Print every entry, word for word, and skip the images.
- - - -
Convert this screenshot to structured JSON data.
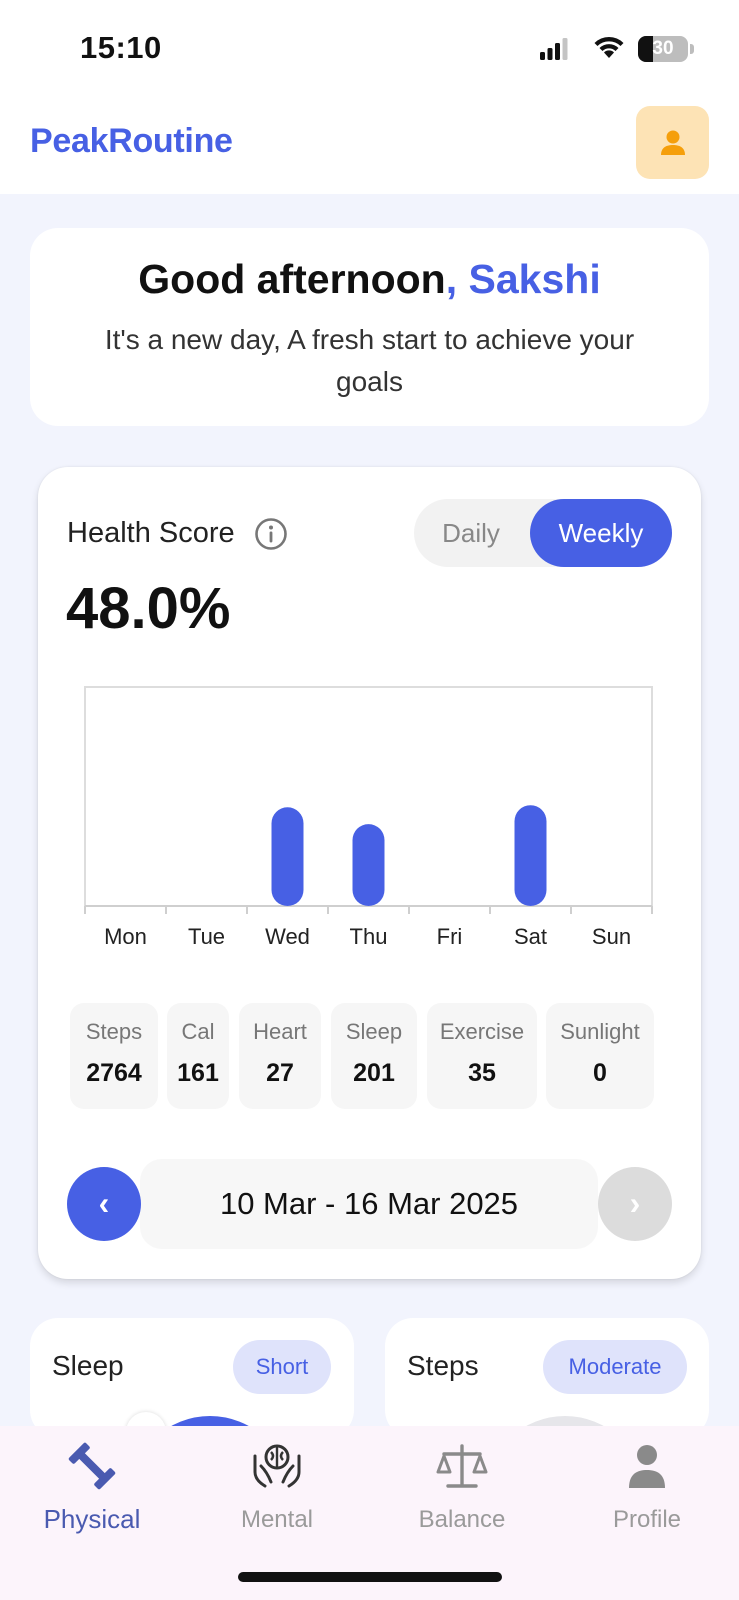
{
  "status_bar": {
    "time": "15:10",
    "battery": "30",
    "battery_level": 0.3
  },
  "header": {
    "app_title": "PeakRoutine"
  },
  "greeting": {
    "title": "Good afternoon",
    "name": ", Sakshi",
    "subtitle": "It's a new day, A fresh start to achieve your goals"
  },
  "health_score": {
    "label": "Health Score",
    "value": "48.0%",
    "toggle": {
      "daily": "Daily",
      "weekly": "Weekly",
      "selected": "weekly"
    }
  },
  "chart_data": {
    "type": "bar",
    "categories": [
      "Mon",
      "Tue",
      "Wed",
      "Thu",
      "Fri",
      "Sat",
      "Sun"
    ],
    "values": [
      0,
      0,
      47,
      39,
      0,
      48,
      0
    ],
    "ylim": [
      0,
      100
    ],
    "bar_color": "#4760e4",
    "grid": false
  },
  "metrics": [
    {
      "label": "Steps",
      "value": "2764"
    },
    {
      "label": "Cal",
      "value": "161"
    },
    {
      "label": "Heart",
      "value": "27"
    },
    {
      "label": "Sleep",
      "value": "201"
    },
    {
      "label": "Exercise",
      "value": "35"
    },
    {
      "label": "Sunlight",
      "value": "0"
    }
  ],
  "week_nav": {
    "range": "10 Mar - 16 Mar 2025",
    "prev": "‹",
    "next": "›"
  },
  "cards": {
    "sleep": {
      "title": "Sleep",
      "badge": "Short"
    },
    "steps": {
      "title": "Steps",
      "badge": "Moderate"
    }
  },
  "tabs": [
    {
      "label": "Physical",
      "icon": "dumbbell-icon",
      "active": true
    },
    {
      "label": "Mental",
      "icon": "brain-hands-icon",
      "active": false
    },
    {
      "label": "Balance",
      "icon": "scale-icon",
      "active": false
    },
    {
      "label": "Profile",
      "icon": "person-icon",
      "active": false
    }
  ],
  "colors": {
    "accent": "#4760e4",
    "avatar_bg": "#fde3b5",
    "avatar_icon": "#f59f0b"
  }
}
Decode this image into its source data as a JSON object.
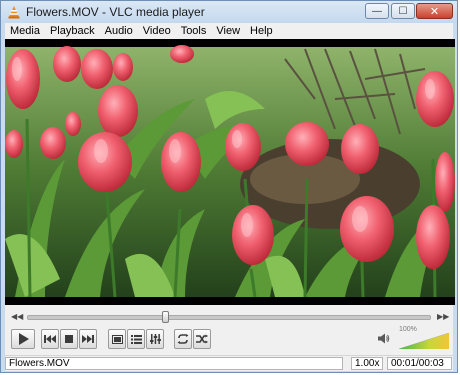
{
  "window": {
    "title": "Flowers.MOV - VLC media player",
    "minimize_label": "—",
    "maximize_label": "☐",
    "close_label": "✕"
  },
  "menu": [
    "Media",
    "Playback",
    "Audio",
    "Video",
    "Tools",
    "View",
    "Help"
  ],
  "playback": {
    "position": 0.34
  },
  "volume": {
    "percent_label": "100%",
    "level": 1.0
  },
  "status": {
    "filename": "Flowers.MOV",
    "speed": "1.00x",
    "time": "00:01/00:03"
  },
  "colors": {
    "tulip": "#e2495a",
    "tulip_light": "#f2798a",
    "leaf": "#3f7a2a",
    "leaf_light": "#7fb24b",
    "soil": "#3b3326"
  }
}
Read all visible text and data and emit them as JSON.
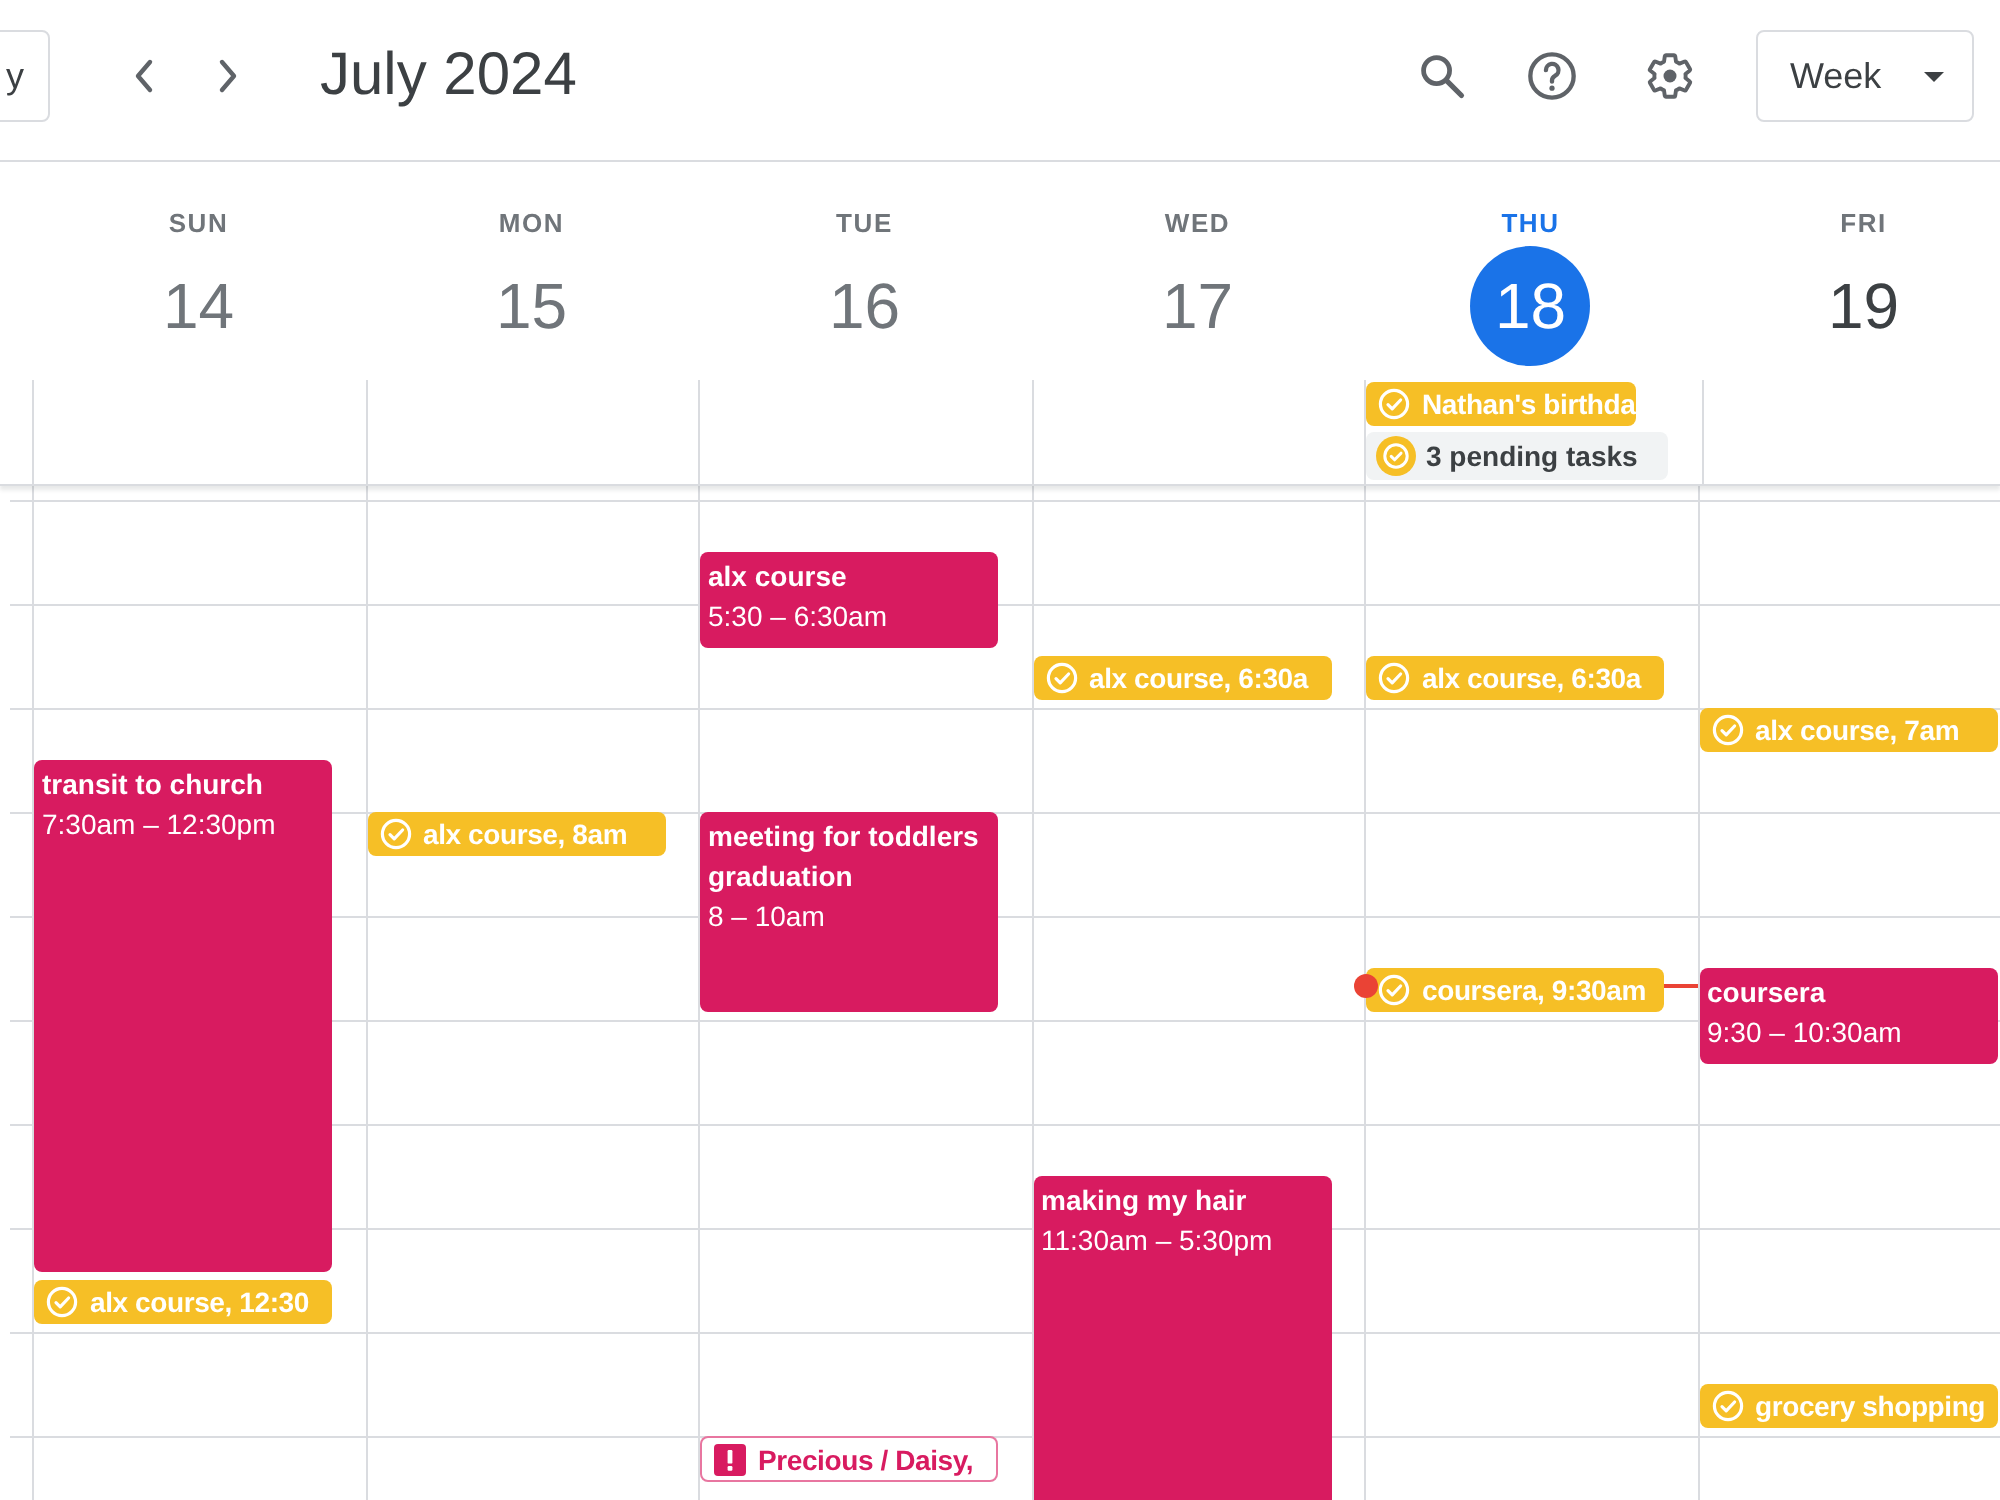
- - - -
** Written solution **
Convert this screenshot to structured JSON data.
{
  "status_bar": {
    "time": "15:10",
    "battery": "30",
    "battery_level": 0.3
  },
  "header": {
    "app_title": "PeakRoutine"
  },
  "greeting": {
    "title": "Good afternoon",
    "name": ", Sakshi",
    "subtitle": "It's a new day, A fresh start to achieve your goals"
  },
  "health_score": {
    "label": "Health Score",
    "value": "48.0%",
    "toggle": {
      "daily": "Daily",
      "weekly": "Weekly",
      "selected": "weekly"
    }
  },
  "chart_data": {
    "type": "bar",
    "categories": [
      "Mon",
      "Tue",
      "Wed",
      "Thu",
      "Fri",
      "Sat",
      "Sun"
    ],
    "values": [
      0,
      0,
      47,
      39,
      0,
      48,
      0
    ],
    "ylim": [
      0,
      100
    ],
    "bar_color": "#4760e4",
    "grid": false
  },
  "metrics": [
    {
      "label": "Steps",
      "value": "2764"
    },
    {
      "label": "Cal",
      "value": "161"
    },
    {
      "label": "Heart",
      "value": "27"
    },
    {
      "label": "Sleep",
      "value": "201"
    },
    {
      "label": "Exercise",
      "value": "35"
    },
    {
      "label": "Sunlight",
      "value": "0"
    }
  ],
  "week_nav": {
    "range": "10 Mar - 16 Mar 2025",
    "prev": "‹",
    "next": "›"
  },
  "cards": {
    "sleep": {
      "title": "Sleep",
      "badge": "Short"
    },
    "steps": {
      "title": "Steps",
      "badge": "Moderate"
    }
  },
  "tabs": [
    {
      "label": "Physical",
      "icon": "dumbbell-icon",
      "active": true
    },
    {
      "label": "Mental",
      "icon": "brain-hands-icon",
      "active": false
    },
    {
      "label": "Balance",
      "icon": "scale-icon",
      "active": false
    },
    {
      "label": "Profile",
      "icon": "person-icon",
      "active": false
    }
  ],
  "colors": {
    "accent": "#4760e4",
    "avatar_bg": "#fde3b5",
    "avatar_icon": "#f59f0b"
  }
}
Decode this image into its source data as a JSON object.
{
  "window": {
    "title": "Flowers.MOV - VLC media player",
    "minimize_label": "—",
    "maximize_label": "☐",
    "close_label": "✕"
  },
  "menu": [
    "Media",
    "Playback",
    "Audio",
    "Video",
    "Tools",
    "View",
    "Help"
  ],
  "playback": {
    "position": 0.34
  },
  "volume": {
    "percent_label": "100%",
    "level": 1.0
  },
  "status": {
    "filename": "Flowers.MOV",
    "speed": "1.00x",
    "time": "00:01/00:03"
  },
  "colors": {
    "tulip": "#e2495a",
    "tulip_light": "#f2798a",
    "leaf": "#3f7a2a",
    "leaf_light": "#7fb24b",
    "soil": "#3b3326"
  }
}
Read all visible text and data and emit them as JSON.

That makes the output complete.